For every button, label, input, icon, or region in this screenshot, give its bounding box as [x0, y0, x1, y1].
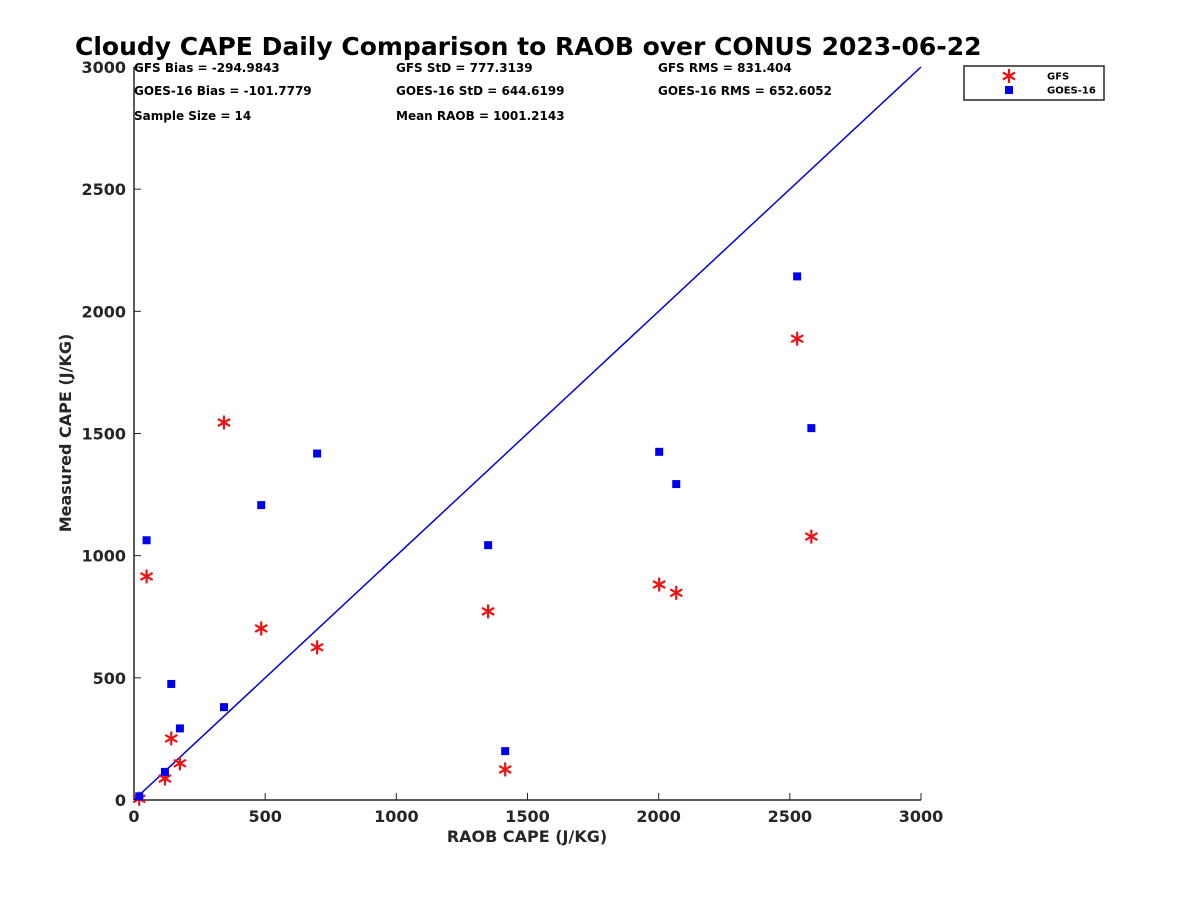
x-tick-label: 500	[248, 807, 281, 826]
gfs-point	[164, 731, 178, 746]
stat-text: GOES-16 StD = 644.6199	[396, 84, 565, 98]
asterisk-stroke	[652, 580, 666, 589]
goes16-point	[313, 449, 322, 458]
stats-annotations: GFS Bias = -294.9843 GFS StD = 777.3139 GF…	[134, 61, 832, 123]
stat-text: Sample Size = 14	[134, 109, 251, 123]
legend: GFS GOES-16	[963, 65, 1105, 101]
gfs-point	[173, 756, 187, 771]
stat-text: GOES-16 Bias = -101.7779	[134, 84, 312, 98]
legend-goes16-marker	[1005, 86, 1013, 94]
goes16-point	[160, 767, 169, 776]
stat-text: Mean RAOB = 1001.2143	[396, 109, 565, 123]
goes16-point	[807, 424, 816, 433]
x-tick-label: 2500	[768, 807, 813, 826]
gfs-point	[310, 640, 324, 655]
gfs-point	[498, 762, 512, 777]
gfs-point	[652, 577, 666, 592]
x-tick-label: 1500	[505, 807, 550, 826]
y-tick-label: 3000	[81, 58, 126, 77]
series-gfs	[132, 331, 818, 806]
gfs-point	[804, 529, 818, 544]
asterisk-stroke	[1002, 71, 1016, 81]
gfs-point	[217, 415, 231, 430]
y-axis-label: Measured CAPE (J/KG)	[56, 334, 75, 533]
asterisk-stroke	[498, 765, 512, 774]
gfs-point	[790, 331, 804, 346]
goes16-point	[672, 480, 681, 489]
legend-box	[963, 65, 1105, 101]
stat-text: GFS StD = 777.3139	[396, 61, 533, 75]
series-goes-16	[135, 272, 816, 801]
asterisk-stroke	[217, 418, 231, 427]
chart-title: Cloudy CAPE Daily Comparison to RAOB ove…	[75, 32, 981, 61]
asterisk-stroke	[139, 571, 154, 581]
stat-text: GOES-16 RMS = 652.6052	[658, 84, 832, 98]
asterisk-stroke	[173, 758, 187, 768]
gfs-point	[254, 621, 268, 636]
goes16-point	[175, 724, 184, 733]
asterisk-stroke	[804, 532, 818, 542]
stat-text: GFS RMS = 831.404	[658, 61, 792, 75]
asterisk-stroke	[158, 774, 172, 783]
asterisk-stroke	[481, 606, 495, 616]
goes16-point	[167, 679, 176, 688]
y-tick-label: 2500	[81, 180, 126, 199]
y-tick-label: 0	[115, 791, 126, 810]
x-tick-label: 0	[128, 807, 139, 826]
one-to-one-line	[133, 66, 922, 801]
y-tick-label: 500	[93, 669, 126, 688]
y-tick-label: 1500	[81, 425, 126, 444]
x-axis-label: RAOB CAPE (J/KG)	[447, 827, 607, 846]
y-tick-label: 1000	[81, 547, 126, 566]
gfs-point	[481, 604, 495, 619]
goes16-point	[142, 536, 151, 545]
asterisk-stroke	[669, 588, 683, 598]
legend-label: GFS	[1047, 72, 1069, 83]
plot-area: 0 500 1000 1500 2000 2500 3000 0 500 1000 1500 2000…	[81, 58, 943, 826]
goes16-point	[484, 541, 493, 550]
goes16-point	[257, 501, 266, 510]
x-tick-label: 3000	[899, 807, 944, 826]
x-tick-label: 1000	[374, 807, 419, 826]
goes16-point	[655, 447, 664, 456]
goes16-point	[135, 792, 144, 801]
legend-gfs-marker	[1002, 69, 1016, 83]
asterisk-stroke	[164, 733, 178, 743]
asterisk-stroke	[790, 334, 804, 344]
stat-text: GFS Bias = -294.9843	[134, 61, 280, 75]
gfs-point	[669, 585, 683, 600]
legend-label: GOES-16	[1047, 86, 1096, 97]
x-tick-label: 2000	[636, 807, 681, 826]
asterisk-stroke	[310, 642, 324, 652]
goes16-point	[793, 272, 802, 281]
goes16-point	[501, 747, 510, 756]
goes16-point	[219, 703, 228, 712]
gfs-point	[139, 569, 154, 584]
asterisk-stroke	[254, 624, 268, 633]
y-tick-label: 2000	[81, 302, 126, 321]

+++++

- [GOAL]
Set out all of the material above as a numbered list, skipping blank lines and leaving out the pictures.

- [WRITTEN RESPONSE]
1. For every button, label, input, icon, or region in this screenshot, give its bounding box as [x0, y0, x1, y1].
2. x-tick-label: 500	[248, 807, 281, 826]
3. gfs-point	[164, 731, 178, 746]
4. stat-text: GOES-16 StD = 644.6199	[396, 84, 565, 98]
5. asterisk-stroke	[652, 580, 666, 589]
6. goes16-point	[313, 449, 322, 458]
7. stats-annotations: GFS Bias = -294.9843 GFS StD = 777.3139 GF…	[134, 61, 832, 123]
8. stat-text: Sample Size = 14	[134, 109, 251, 123]
9. legend: GFS GOES-16	[963, 65, 1105, 101]
10. gfs-point	[173, 756, 187, 771]
11. stat-text: GOES-16 Bias = -101.7779	[134, 84, 312, 98]
12. legend-goes16-marker	[1005, 86, 1013, 94]
13. goes16-point	[160, 767, 169, 776]
14. stat-text: Mean RAOB = 1001.2143	[396, 109, 565, 123]
15. goes16-point	[807, 424, 816, 433]
16. x-tick-label: 2500	[768, 807, 813, 826]
17. gfs-point	[310, 640, 324, 655]
18. gfs-point	[498, 762, 512, 777]
19. gfs-point	[652, 577, 666, 592]
20. x-tick-label: 1500	[505, 807, 550, 826]
21. y-tick-label: 3000	[81, 58, 126, 77]
22. series-gfs	[132, 331, 818, 806]
23. gfs-point	[804, 529, 818, 544]
24. asterisk-stroke	[1002, 71, 1016, 81]
25. gfs-point	[217, 415, 231, 430]
26. y-axis-label: Measured CAPE (J/KG)	[56, 334, 75, 533]
27. asterisk-stroke	[498, 765, 512, 774]
28. gfs-point	[790, 331, 804, 346]
29. goes16-point	[672, 480, 681, 489]
30. legend-box	[963, 65, 1105, 101]
31. stat-text: GFS StD = 777.3139	[396, 61, 533, 75]
32. series-goes-16	[135, 272, 816, 801]
33. asterisk-stroke	[217, 418, 231, 427]
34. chart-title: Cloudy CAPE Daily Comparison to RAOB ove…	[75, 32, 981, 61]
35. asterisk-stroke	[139, 571, 154, 581]
36. stat-text: GOES-16 RMS = 652.6052	[658, 84, 832, 98]
37. asterisk-stroke	[173, 758, 187, 768]
38. gfs-point	[254, 621, 268, 636]
39. goes16-point	[175, 724, 184, 733]
40. asterisk-stroke	[804, 532, 818, 542]
41. stat-text: GFS RMS = 831.404	[658, 61, 792, 75]
42. asterisk-stroke	[158, 774, 172, 783]
43. asterisk-stroke	[481, 606, 495, 616]
44. goes16-point	[167, 679, 176, 688]
45. y-tick-label: 2500	[81, 180, 126, 199]
46. y-tick-label: 0	[115, 791, 126, 810]
47. x-tick-label: 0	[128, 807, 139, 826]
48. one-to-one-line	[133, 66, 922, 801]
49. y-tick-label: 500	[93, 669, 126, 688]
50. y-tick-label: 1500	[81, 425, 126, 444]
51. x-axis-label: RAOB CAPE (J/KG)	[447, 827, 607, 846]
52. y-tick-label: 1000	[81, 547, 126, 566]
53. gfs-point	[481, 604, 495, 619]
54. goes16-point	[142, 536, 151, 545]
55. asterisk-stroke	[669, 588, 683, 598]
56. legend-label: GFS	[1047, 72, 1069, 83]
57. plot-area: 0 500 1000 1500 2000 2500 3000 0 500 1000 1500 2000…	[81, 58, 943, 826]
58. goes16-point	[484, 541, 493, 550]
59. goes16-point	[257, 501, 266, 510]
60. x-tick-label: 3000	[899, 807, 944, 826]
61. x-tick-label: 1000	[374, 807, 419, 826]
62. goes16-point	[655, 447, 664, 456]
63. goes16-point	[135, 792, 144, 801]
64. legend-gfs-marker	[1002, 69, 1016, 83]
65. asterisk-stroke	[164, 733, 178, 743]
66. asterisk-stroke	[790, 334, 804, 344]
67. stat-text: GFS Bias = -294.9843	[134, 61, 280, 75]
68. gfs-point	[669, 585, 683, 600]
69. legend-label: GOES-16	[1047, 86, 1096, 97]
70. x-tick-label: 2000	[636, 807, 681, 826]
71. asterisk-stroke	[310, 642, 324, 652]
72. goes16-point	[793, 272, 802, 281]
73. goes16-point	[501, 747, 510, 756]
74. goes16-point	[219, 703, 228, 712]
75. gfs-point	[139, 569, 154, 584]
76. asterisk-stroke	[254, 624, 268, 633]
77. y-tick-label: 2000	[81, 302, 126, 321]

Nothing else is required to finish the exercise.